**INSTRUCTIONS FOR THE TASK**
Reproduce the records below exactly as they appear, omitting any pictures they contain.
## BEGIN SUPPLIED MATERIAL
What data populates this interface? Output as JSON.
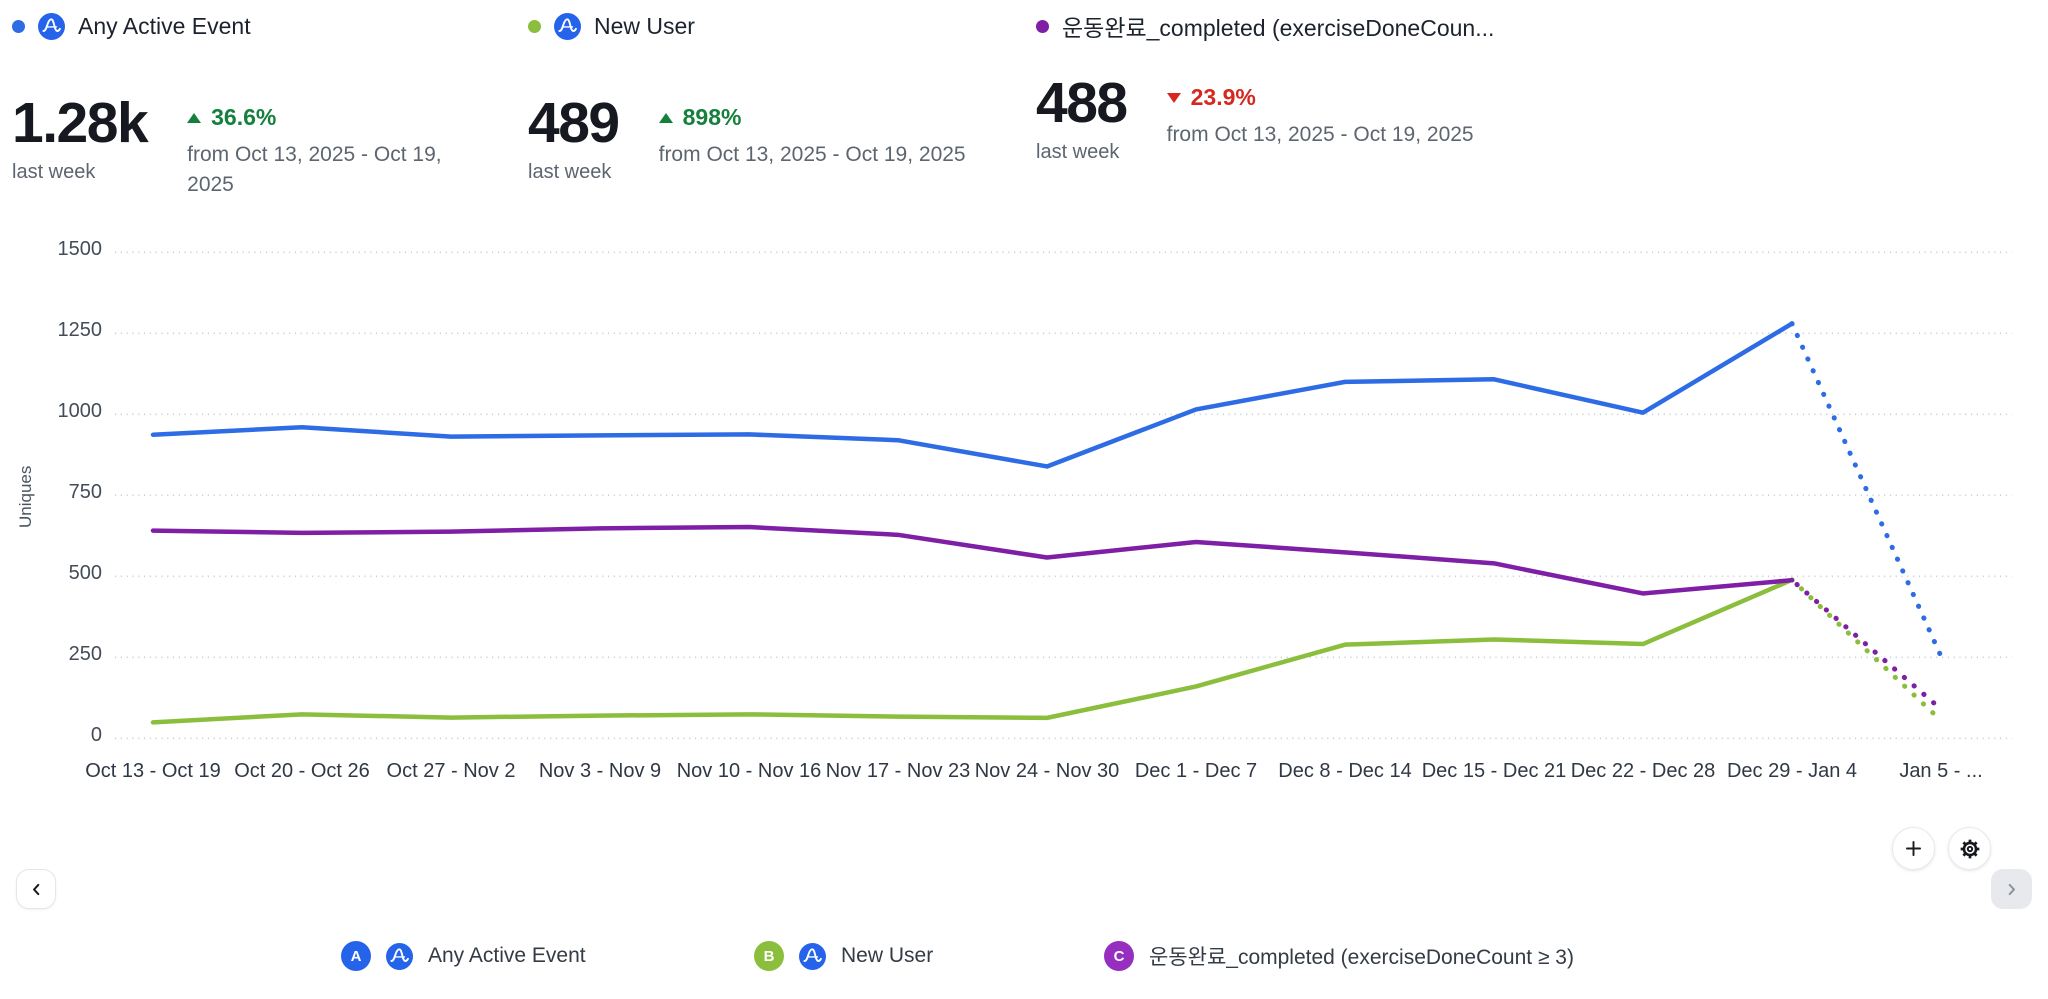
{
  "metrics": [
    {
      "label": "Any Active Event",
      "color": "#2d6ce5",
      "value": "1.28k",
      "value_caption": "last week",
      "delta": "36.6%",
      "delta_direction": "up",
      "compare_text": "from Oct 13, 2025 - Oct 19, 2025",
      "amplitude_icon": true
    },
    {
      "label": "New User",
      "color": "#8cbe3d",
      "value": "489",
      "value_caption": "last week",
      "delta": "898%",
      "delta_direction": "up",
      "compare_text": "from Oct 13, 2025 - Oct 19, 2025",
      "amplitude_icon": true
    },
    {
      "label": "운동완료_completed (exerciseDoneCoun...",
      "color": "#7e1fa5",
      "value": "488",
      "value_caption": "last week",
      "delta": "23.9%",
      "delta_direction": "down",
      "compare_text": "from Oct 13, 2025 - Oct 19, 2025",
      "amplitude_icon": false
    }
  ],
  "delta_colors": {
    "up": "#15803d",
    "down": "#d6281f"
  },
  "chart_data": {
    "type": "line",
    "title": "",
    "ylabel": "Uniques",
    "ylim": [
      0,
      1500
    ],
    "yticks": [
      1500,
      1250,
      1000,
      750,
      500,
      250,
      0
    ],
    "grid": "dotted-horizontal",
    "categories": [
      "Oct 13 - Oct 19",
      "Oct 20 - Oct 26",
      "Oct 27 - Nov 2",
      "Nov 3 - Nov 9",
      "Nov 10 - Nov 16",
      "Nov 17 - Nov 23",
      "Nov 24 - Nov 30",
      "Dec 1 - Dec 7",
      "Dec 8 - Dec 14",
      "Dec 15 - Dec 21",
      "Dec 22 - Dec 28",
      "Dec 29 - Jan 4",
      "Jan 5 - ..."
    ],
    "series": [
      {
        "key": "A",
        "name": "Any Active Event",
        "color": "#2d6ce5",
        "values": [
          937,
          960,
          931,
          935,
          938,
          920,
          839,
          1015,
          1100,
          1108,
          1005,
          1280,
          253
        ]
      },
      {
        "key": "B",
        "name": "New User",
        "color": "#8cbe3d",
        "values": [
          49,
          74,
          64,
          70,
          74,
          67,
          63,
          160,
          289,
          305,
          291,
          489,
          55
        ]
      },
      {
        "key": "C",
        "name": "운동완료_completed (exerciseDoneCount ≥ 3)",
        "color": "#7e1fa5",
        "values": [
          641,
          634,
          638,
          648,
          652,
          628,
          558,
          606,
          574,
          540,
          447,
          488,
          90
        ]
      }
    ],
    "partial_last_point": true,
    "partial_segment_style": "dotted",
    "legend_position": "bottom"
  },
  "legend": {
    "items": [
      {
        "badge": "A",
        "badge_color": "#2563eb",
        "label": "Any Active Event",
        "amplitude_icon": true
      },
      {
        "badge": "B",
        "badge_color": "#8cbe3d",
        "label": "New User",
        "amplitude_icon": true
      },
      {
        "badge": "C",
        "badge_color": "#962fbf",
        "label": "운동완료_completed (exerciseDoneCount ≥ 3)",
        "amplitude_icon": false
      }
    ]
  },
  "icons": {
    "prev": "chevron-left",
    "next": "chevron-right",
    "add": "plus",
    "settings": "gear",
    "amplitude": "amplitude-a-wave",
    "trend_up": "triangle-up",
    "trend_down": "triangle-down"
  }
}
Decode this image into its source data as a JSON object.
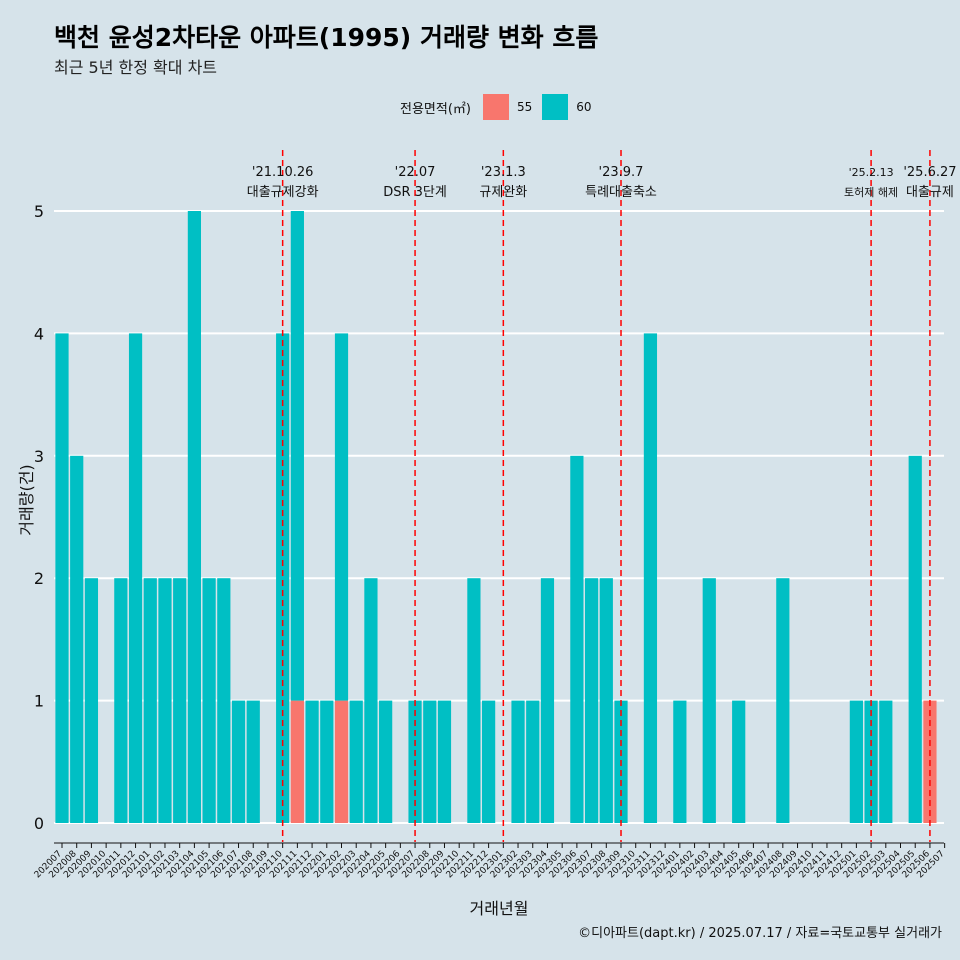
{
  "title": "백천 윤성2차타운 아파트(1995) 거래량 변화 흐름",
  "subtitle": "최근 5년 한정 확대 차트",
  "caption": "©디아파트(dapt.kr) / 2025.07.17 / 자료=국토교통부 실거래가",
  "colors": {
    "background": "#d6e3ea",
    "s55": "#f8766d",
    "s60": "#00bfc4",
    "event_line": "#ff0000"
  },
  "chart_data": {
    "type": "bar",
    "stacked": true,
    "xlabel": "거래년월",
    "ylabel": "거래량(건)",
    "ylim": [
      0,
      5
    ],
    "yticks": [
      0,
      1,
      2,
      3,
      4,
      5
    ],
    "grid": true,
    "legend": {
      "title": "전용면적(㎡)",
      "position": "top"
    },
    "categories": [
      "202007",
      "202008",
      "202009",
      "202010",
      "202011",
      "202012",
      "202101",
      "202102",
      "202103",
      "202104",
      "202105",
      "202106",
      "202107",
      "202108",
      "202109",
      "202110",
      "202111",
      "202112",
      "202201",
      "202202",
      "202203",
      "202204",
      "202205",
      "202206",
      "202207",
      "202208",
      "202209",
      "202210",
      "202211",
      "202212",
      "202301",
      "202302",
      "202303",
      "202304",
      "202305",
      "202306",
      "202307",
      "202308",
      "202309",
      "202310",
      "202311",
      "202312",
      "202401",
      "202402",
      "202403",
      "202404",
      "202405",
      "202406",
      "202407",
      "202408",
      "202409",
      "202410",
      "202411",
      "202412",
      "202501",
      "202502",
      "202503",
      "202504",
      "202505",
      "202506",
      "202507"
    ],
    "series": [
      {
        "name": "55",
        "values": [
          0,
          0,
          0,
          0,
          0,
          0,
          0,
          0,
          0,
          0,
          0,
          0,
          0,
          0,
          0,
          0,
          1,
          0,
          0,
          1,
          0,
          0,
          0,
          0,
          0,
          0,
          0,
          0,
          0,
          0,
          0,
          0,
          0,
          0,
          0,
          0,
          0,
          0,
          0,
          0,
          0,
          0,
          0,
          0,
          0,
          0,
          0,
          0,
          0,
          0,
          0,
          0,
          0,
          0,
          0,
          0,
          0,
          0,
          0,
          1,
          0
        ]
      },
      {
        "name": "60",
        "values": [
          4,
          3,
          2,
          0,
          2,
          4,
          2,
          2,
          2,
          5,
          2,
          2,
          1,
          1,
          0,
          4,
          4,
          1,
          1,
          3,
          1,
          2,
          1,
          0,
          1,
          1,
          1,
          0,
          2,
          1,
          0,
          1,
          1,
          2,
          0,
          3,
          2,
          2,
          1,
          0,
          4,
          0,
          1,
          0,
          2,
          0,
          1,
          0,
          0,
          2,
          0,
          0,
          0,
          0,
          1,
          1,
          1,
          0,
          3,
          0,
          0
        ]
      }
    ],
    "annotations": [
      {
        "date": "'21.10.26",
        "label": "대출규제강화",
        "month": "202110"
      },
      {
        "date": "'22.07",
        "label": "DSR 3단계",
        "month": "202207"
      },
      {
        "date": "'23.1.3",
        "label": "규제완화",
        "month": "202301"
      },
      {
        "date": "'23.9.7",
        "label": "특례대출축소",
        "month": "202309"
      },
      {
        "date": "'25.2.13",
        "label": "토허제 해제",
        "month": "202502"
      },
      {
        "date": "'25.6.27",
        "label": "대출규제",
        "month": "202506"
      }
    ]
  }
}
## END SUPPLIED MATERIAL
**TASK OUTPUT**
What data populates this interface? Output as JSON.
{
  "metrics": [
    {
      "label": "Any Active Event",
      "color": "#2d6ce5",
      "value": "1.28k",
      "value_caption": "last week",
      "delta": "36.6%",
      "delta_direction": "up",
      "compare_text": "from Oct 13, 2025 - Oct 19, 2025",
      "amplitude_icon": true
    },
    {
      "label": "New User",
      "color": "#8cbe3d",
      "value": "489",
      "value_caption": "last week",
      "delta": "898%",
      "delta_direction": "up",
      "compare_text": "from Oct 13, 2025 - Oct 19, 2025",
      "amplitude_icon": true
    },
    {
      "label": "운동완료_completed (exerciseDoneCoun...",
      "color": "#7e1fa5",
      "value": "488",
      "value_caption": "last week",
      "delta": "23.9%",
      "delta_direction": "down",
      "compare_text": "from Oct 13, 2025 - Oct 19, 2025",
      "amplitude_icon": false
    }
  ],
  "delta_colors": {
    "up": "#15803d",
    "down": "#d6281f"
  },
  "chart_data": {
    "type": "line",
    "title": "",
    "ylabel": "Uniques",
    "ylim": [
      0,
      1500
    ],
    "yticks": [
      1500,
      1250,
      1000,
      750,
      500,
      250,
      0
    ],
    "grid": "dotted-horizontal",
    "categories": [
      "Oct 13 - Oct 19",
      "Oct 20 - Oct 26",
      "Oct 27 - Nov 2",
      "Nov 3 - Nov 9",
      "Nov 10 - Nov 16",
      "Nov 17 - Nov 23",
      "Nov 24 - Nov 30",
      "Dec 1 - Dec 7",
      "Dec 8 - Dec 14",
      "Dec 15 - Dec 21",
      "Dec 22 - Dec 28",
      "Dec 29 - Jan 4",
      "Jan 5 - ..."
    ],
    "series": [
      {
        "key": "A",
        "name": "Any Active Event",
        "color": "#2d6ce5",
        "values": [
          937,
          960,
          931,
          935,
          938,
          920,
          839,
          1015,
          1100,
          1108,
          1005,
          1280,
          253
        ]
      },
      {
        "key": "B",
        "name": "New User",
        "color": "#8cbe3d",
        "values": [
          49,
          74,
          64,
          70,
          74,
          67,
          63,
          160,
          289,
          305,
          291,
          489,
          55
        ]
      },
      {
        "key": "C",
        "name": "운동완료_completed (exerciseDoneCount ≥ 3)",
        "color": "#7e1fa5",
        "values": [
          641,
          634,
          638,
          648,
          652,
          628,
          558,
          606,
          574,
          540,
          447,
          488,
          90
        ]
      }
    ],
    "partial_last_point": true,
    "partial_segment_style": "dotted",
    "legend_position": "bottom"
  },
  "legend": {
    "items": [
      {
        "badge": "A",
        "badge_color": "#2563eb",
        "label": "Any Active Event",
        "amplitude_icon": true
      },
      {
        "badge": "B",
        "badge_color": "#8cbe3d",
        "label": "New User",
        "amplitude_icon": true
      },
      {
        "badge": "C",
        "badge_color": "#962fbf",
        "label": "운동완료_completed (exerciseDoneCount ≥ 3)",
        "amplitude_icon": false
      }
    ]
  },
  "icons": {
    "prev": "chevron-left",
    "next": "chevron-right",
    "add": "plus",
    "settings": "gear",
    "amplitude": "amplitude-a-wave",
    "trend_up": "triangle-up",
    "trend_down": "triangle-down"
  }
}
Decode this image into its source data as a JSON object.
{
  "title": "백천 윤성2차타운 아파트(1995) 거래량 변화 흐름",
  "subtitle": "최근 5년 한정 확대 차트",
  "caption": "©디아파트(dapt.kr) / 2025.07.17 / 자료=국토교통부 실거래가",
  "colors": {
    "background": "#d6e3ea",
    "s55": "#f8766d",
    "s60": "#00bfc4",
    "event_line": "#ff0000"
  },
  "chart_data": {
    "type": "bar",
    "stacked": true,
    "xlabel": "거래년월",
    "ylabel": "거래량(건)",
    "ylim": [
      0,
      5
    ],
    "yticks": [
      0,
      1,
      2,
      3,
      4,
      5
    ],
    "grid": true,
    "legend": {
      "title": "전용면적(㎡)",
      "position": "top"
    },
    "categories": [
      "202007",
      "202008",
      "202009",
      "202010",
      "202011",
      "202012",
      "202101",
      "202102",
      "202103",
      "202104",
      "202105",
      "202106",
      "202107",
      "202108",
      "202109",
      "202110",
      "202111",
      "202112",
      "202201",
      "202202",
      "202203",
      "202204",
      "202205",
      "202206",
      "202207",
      "202208",
      "202209",
      "202210",
      "202211",
      "202212",
      "202301",
      "202302",
      "202303",
      "202304",
      "202305",
      "202306",
      "202307",
      "202308",
      "202309",
      "202310",
      "202311",
      "202312",
      "202401",
      "202402",
      "202403",
      "202404",
      "202405",
      "202406",
      "202407",
      "202408",
      "202409",
      "202410",
      "202411",
      "202412",
      "202501",
      "202502",
      "202503",
      "202504",
      "202505",
      "202506",
      "202507"
    ],
    "series": [
      {
        "name": "55",
        "values": [
          0,
          0,
          0,
          0,
          0,
          0,
          0,
          0,
          0,
          0,
          0,
          0,
          0,
          0,
          0,
          0,
          1,
          0,
          0,
          1,
          0,
          0,
          0,
          0,
          0,
          0,
          0,
          0,
          0,
          0,
          0,
          0,
          0,
          0,
          0,
          0,
          0,
          0,
          0,
          0,
          0,
          0,
          0,
          0,
          0,
          0,
          0,
          0,
          0,
          0,
          0,
          0,
          0,
          0,
          0,
          0,
          0,
          0,
          0,
          1,
          0
        ]
      },
      {
        "name": "60",
        "values": [
          4,
          3,
          2,
          0,
          2,
          4,
          2,
          2,
          2,
          5,
          2,
          2,
          1,
          1,
          0,
          4,
          4,
          1,
          1,
          3,
          1,
          2,
          1,
          0,
          1,
          1,
          1,
          0,
          2,
          1,
          0,
          1,
          1,
          2,
          0,
          3,
          2,
          2,
          1,
          0,
          4,
          0,
          1,
          0,
          2,
          0,
          1,
          0,
          0,
          2,
          0,
          0,
          0,
          0,
          1,
          1,
          1,
          0,
          3,
          0,
          0
        ]
      }
    ],
    "annotations": [
      {
        "date": "'21.10.26",
        "label": "대출규제강화",
        "month": "202110"
      },
      {
        "date": "'22.07",
        "label": "DSR 3단계",
        "month": "202207"
      },
      {
        "date": "'23.1.3",
        "label": "규제완화",
        "month": "202301"
      },
      {
        "date": "'23.9.7",
        "label": "특례대출축소",
        "month": "202309"
      },
      {
        "date": "'25.2.13",
        "label": "토허제 해제",
        "month": "202502"
      },
      {
        "date": "'25.6.27",
        "label": "대출규제",
        "month": "202506"
      }
    ]
  }
}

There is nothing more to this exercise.